**SUPPLIED PASSAGE:**

MHB Find $(AB)^T$: Calculate Matrix Product & Transpose

[karush]

Let
$A=\left[\begin{array}{c}1 & 2 & -3 \\ 2 & 0 & -1 \end{array}\right] \textit { and }
B=\left[\begin{array}{c}3&2 \\ 1 & -1 \\ 0 & 2 \end{array}\right]$
Find $(AB)^T$$AB=\left[ \begin{array}{cc}(1\cdot 3)+(2\cdot1)+(-3\cdot0) & (1\cdot2)+(2\cdot-1)+(-3\cdot2) \\
(2\cdot3)+(0\cdot1)+ (-1\cdot0) & (2\cdot2)+(0\cdot-1)+(-1\cdot2) \end{array} \right]=\left[\begin{array}{c}5 & -6 \\ 6 & 2 \end{array}\right]$
then transpose I think this is just a diagonal reflection?
$\left[\begin{array}{c}5 & -6 \\ 6 & 2 \end{array}\right]^T=\left[\begin{array}{c}5 & 6 \\ -6 & 2 \end{array}\right]$
ok think this is correct but would like comments .. if any

 

[joypav]

Looks good to me!

[Records from a data collection]

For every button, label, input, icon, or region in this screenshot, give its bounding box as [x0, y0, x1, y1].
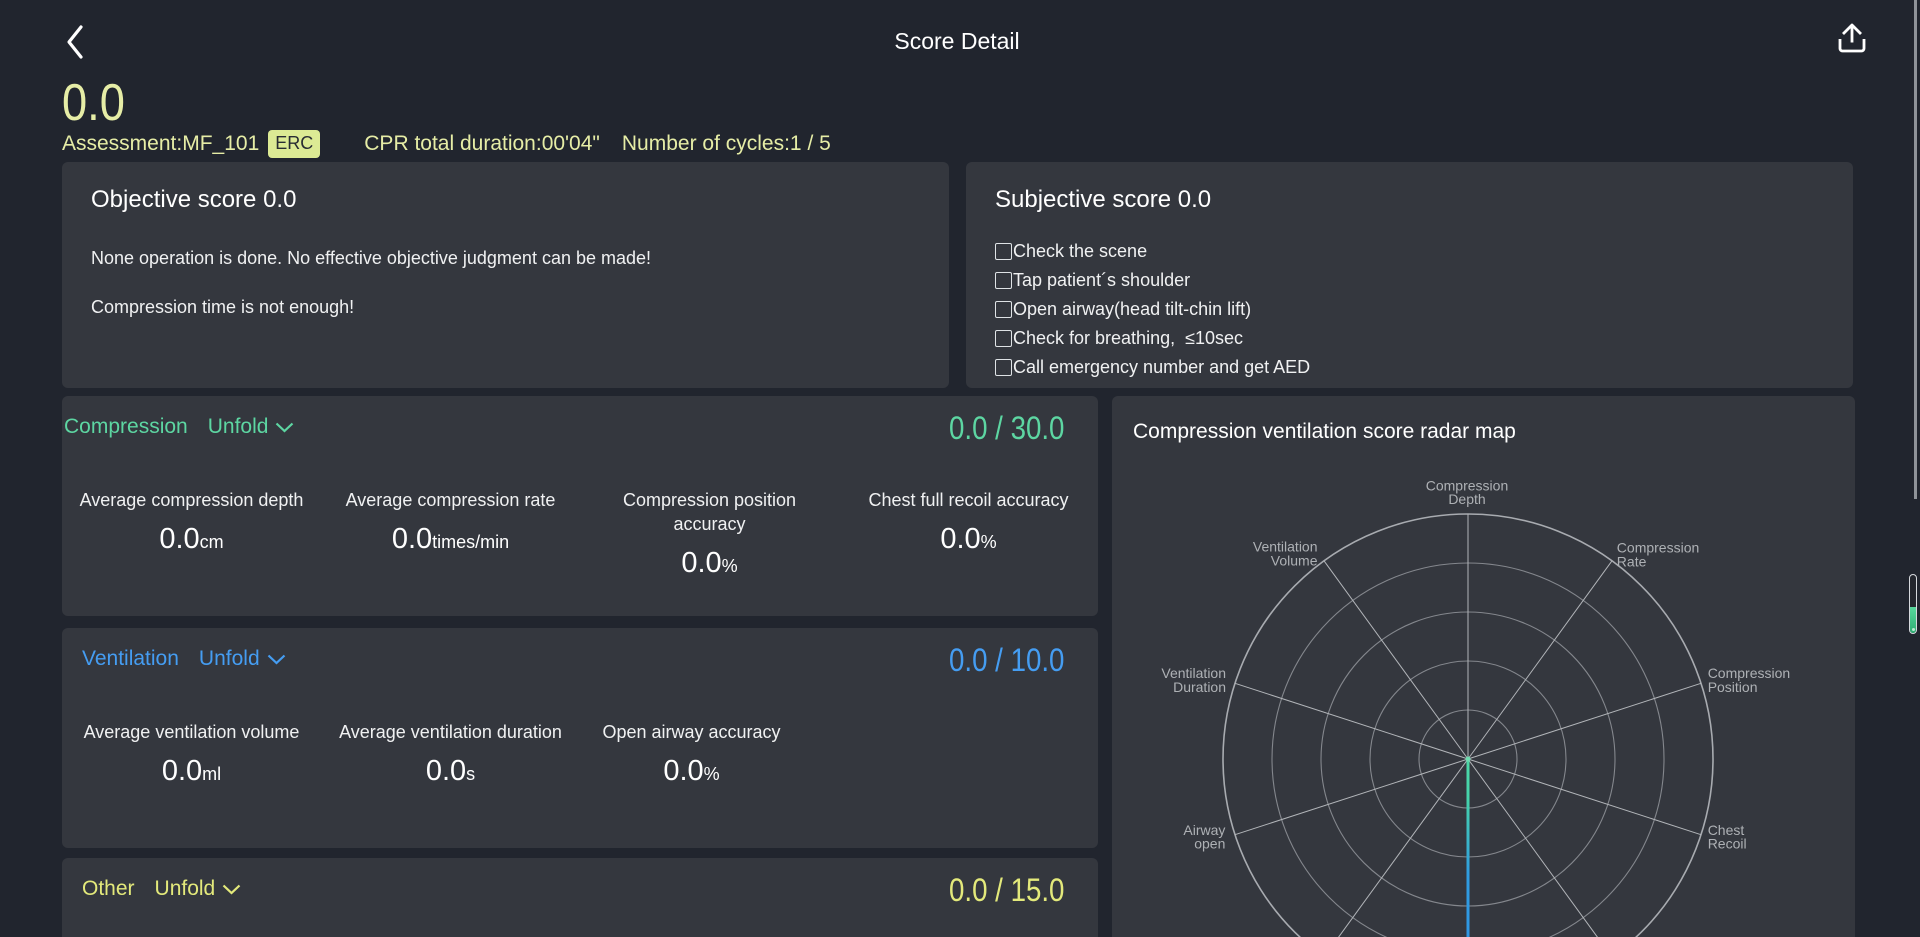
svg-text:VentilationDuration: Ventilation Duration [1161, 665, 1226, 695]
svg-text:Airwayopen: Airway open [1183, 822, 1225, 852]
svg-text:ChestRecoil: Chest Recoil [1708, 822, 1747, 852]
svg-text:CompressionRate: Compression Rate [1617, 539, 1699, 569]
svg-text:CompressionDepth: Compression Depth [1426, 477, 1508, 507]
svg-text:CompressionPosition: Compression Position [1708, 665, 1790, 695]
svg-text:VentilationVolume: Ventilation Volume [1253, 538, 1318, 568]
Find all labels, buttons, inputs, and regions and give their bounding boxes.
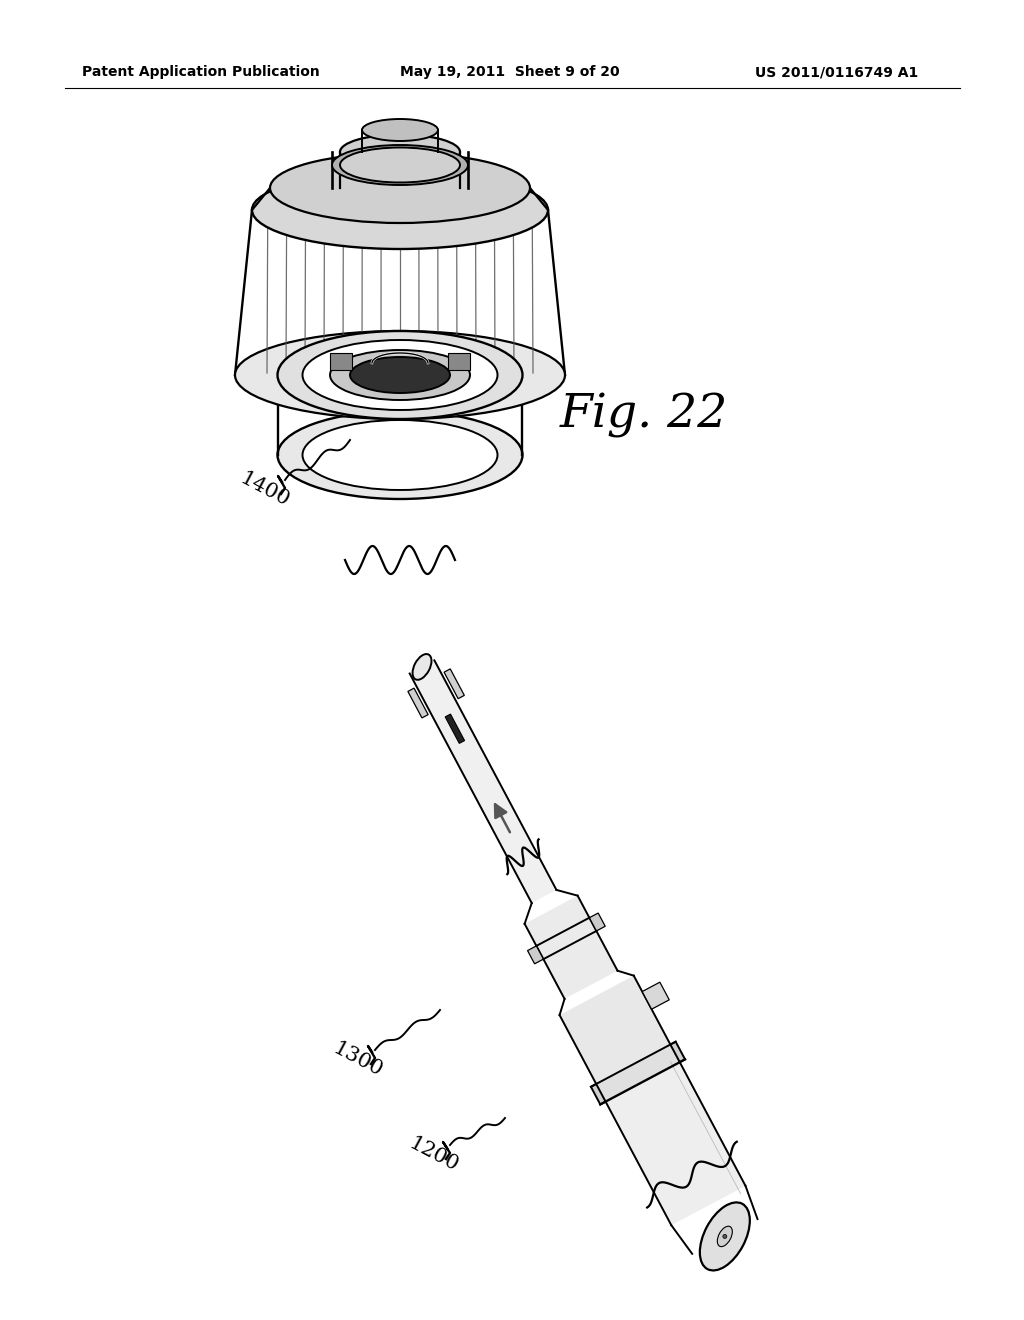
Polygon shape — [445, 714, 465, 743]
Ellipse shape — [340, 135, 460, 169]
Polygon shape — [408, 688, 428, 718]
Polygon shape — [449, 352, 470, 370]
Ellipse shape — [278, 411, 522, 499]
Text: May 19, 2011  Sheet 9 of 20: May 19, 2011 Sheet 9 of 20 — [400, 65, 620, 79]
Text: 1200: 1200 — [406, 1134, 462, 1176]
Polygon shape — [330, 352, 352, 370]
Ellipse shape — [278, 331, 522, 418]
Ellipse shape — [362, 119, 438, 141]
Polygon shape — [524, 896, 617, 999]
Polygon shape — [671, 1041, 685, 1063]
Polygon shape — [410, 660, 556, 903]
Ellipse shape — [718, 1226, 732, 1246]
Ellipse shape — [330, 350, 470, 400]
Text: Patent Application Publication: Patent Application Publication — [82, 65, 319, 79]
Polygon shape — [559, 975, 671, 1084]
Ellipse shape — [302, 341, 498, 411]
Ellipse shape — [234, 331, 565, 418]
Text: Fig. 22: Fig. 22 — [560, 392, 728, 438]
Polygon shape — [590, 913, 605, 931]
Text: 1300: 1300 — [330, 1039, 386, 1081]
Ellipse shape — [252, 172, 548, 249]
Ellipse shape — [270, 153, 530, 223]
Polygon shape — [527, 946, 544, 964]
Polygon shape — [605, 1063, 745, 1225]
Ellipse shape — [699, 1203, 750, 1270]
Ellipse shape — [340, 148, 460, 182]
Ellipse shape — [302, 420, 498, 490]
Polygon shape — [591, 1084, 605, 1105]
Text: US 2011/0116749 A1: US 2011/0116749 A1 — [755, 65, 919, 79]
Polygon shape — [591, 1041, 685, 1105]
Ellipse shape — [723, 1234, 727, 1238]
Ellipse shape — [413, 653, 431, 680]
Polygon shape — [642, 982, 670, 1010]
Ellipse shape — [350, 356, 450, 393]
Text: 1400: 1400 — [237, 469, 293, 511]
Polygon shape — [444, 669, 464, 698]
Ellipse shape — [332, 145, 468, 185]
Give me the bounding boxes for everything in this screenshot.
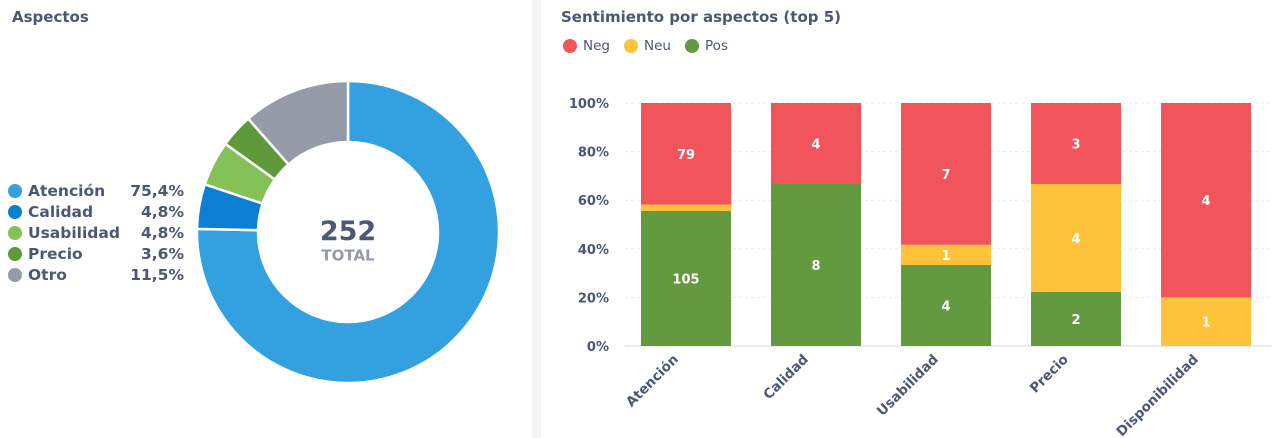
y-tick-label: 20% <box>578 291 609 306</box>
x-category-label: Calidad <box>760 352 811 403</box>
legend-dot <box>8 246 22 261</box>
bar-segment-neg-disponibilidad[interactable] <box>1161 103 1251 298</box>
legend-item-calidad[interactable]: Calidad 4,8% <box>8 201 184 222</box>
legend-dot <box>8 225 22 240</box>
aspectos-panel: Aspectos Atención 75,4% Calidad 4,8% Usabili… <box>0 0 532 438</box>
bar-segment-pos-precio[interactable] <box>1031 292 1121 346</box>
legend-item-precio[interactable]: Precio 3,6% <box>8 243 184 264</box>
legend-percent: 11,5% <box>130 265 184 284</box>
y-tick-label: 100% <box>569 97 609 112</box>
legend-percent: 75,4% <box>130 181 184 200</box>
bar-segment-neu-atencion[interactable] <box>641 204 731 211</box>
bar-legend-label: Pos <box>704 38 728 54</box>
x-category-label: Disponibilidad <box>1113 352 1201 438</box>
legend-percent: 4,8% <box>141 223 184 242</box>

**TO BE DONE:**
- a) List each entry of the transposed matrix at the end of the calculation in the matrix transpose thread, reading row by row.
- b) Please carry the matrix transpose thread forward from its last reply.

**ANSWERS BELOW:**
- a) 5, 6, -6, 2

- b)
However, I wouldn't refer to it as the "diagonal reflection", but that is only my opinion. I only say this because a matrix need not be a square matrix to take the transpose.

I think of it as, the rows of the original matrix become the columns of the transposed matrix.

Just as an example...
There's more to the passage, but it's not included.